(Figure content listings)
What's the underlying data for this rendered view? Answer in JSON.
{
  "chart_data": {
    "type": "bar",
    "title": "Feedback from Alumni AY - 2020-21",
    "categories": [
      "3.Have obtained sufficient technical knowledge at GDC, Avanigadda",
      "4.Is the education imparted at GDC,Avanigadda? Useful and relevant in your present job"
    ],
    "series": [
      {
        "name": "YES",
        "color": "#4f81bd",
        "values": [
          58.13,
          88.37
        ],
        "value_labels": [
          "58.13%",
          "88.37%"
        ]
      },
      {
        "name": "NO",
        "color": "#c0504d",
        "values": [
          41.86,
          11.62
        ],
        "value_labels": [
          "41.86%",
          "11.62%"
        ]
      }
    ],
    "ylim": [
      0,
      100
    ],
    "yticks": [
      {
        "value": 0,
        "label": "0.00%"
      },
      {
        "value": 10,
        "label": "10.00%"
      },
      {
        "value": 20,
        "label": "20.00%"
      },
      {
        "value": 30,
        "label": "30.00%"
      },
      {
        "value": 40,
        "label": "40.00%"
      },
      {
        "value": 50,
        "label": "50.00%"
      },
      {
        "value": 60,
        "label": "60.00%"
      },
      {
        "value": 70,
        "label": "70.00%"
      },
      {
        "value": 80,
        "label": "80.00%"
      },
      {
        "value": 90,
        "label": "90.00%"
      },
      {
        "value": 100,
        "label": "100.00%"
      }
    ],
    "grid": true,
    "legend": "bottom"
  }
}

EXERCISE
Locate all lines holding the word "Avanigadda", then copy them out.

RESPONSE TO THE TASK
      "3.Have obtained sufficient technical knowledge at GDC, Avanigadda",
      "4.Is the education imparted at GDC,Avanigadda? Useful and relevant in your present job"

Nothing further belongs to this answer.